Aim: Select the lines below containing the word "Ștergătoare".

Stored dataset items
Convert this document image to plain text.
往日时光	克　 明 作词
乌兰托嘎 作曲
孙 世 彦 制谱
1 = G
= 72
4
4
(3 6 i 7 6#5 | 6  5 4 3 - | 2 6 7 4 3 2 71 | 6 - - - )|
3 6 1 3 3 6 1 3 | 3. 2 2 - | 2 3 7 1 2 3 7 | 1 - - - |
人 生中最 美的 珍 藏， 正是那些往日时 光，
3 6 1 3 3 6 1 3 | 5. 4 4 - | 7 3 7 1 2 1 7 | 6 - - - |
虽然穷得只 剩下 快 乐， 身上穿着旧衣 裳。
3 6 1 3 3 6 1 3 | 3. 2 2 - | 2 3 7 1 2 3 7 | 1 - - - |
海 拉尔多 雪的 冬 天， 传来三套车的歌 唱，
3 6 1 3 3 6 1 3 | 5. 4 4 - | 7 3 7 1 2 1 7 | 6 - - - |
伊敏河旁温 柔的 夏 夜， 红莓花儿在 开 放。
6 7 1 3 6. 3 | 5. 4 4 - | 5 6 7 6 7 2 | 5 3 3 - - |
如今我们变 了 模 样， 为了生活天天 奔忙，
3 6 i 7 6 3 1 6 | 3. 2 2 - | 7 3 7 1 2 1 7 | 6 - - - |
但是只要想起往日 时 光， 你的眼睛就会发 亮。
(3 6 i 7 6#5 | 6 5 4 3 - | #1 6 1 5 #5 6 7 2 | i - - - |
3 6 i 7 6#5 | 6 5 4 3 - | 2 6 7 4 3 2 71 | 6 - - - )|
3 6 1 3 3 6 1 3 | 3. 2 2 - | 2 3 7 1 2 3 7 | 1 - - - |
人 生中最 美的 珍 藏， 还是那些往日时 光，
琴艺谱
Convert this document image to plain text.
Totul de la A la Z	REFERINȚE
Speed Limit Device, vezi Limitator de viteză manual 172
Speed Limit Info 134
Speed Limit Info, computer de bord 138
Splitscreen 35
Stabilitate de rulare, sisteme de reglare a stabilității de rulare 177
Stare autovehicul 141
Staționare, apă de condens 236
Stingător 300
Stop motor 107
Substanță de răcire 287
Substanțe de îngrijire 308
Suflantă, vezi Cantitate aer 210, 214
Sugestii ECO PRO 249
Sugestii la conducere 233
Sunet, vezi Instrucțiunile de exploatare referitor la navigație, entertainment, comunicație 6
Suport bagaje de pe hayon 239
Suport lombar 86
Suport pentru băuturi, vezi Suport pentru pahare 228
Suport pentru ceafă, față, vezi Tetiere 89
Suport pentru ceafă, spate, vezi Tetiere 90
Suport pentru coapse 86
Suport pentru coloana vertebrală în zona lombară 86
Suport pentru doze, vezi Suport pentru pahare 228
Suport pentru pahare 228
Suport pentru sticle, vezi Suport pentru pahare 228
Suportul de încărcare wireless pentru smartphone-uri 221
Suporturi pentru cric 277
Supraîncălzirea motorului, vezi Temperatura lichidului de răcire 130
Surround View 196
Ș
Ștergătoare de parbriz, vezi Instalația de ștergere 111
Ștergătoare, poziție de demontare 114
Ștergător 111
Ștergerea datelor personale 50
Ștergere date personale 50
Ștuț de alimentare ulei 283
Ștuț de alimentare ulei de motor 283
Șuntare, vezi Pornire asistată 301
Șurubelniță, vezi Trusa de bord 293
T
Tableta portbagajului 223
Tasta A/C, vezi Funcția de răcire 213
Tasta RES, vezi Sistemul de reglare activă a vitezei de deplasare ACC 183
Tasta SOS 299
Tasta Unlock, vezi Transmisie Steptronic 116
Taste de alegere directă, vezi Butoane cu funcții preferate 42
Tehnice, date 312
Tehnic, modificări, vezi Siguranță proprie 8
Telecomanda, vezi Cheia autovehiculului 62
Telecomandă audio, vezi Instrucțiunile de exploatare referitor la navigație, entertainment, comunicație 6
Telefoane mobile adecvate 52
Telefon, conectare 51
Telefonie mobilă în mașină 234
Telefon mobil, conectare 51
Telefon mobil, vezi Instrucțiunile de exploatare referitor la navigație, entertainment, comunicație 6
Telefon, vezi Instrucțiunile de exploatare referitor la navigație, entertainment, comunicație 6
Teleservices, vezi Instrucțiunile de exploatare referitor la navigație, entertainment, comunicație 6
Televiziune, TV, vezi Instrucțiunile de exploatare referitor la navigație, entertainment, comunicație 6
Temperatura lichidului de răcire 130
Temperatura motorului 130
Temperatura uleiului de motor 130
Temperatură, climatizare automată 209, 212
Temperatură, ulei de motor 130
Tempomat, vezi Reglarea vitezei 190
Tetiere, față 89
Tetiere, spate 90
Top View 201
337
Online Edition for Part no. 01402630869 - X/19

Response to the exercise:
Ștergătoare de parbriz, vezi Instalația de ștergere 111
Ștergătoare, poziție de demontare 114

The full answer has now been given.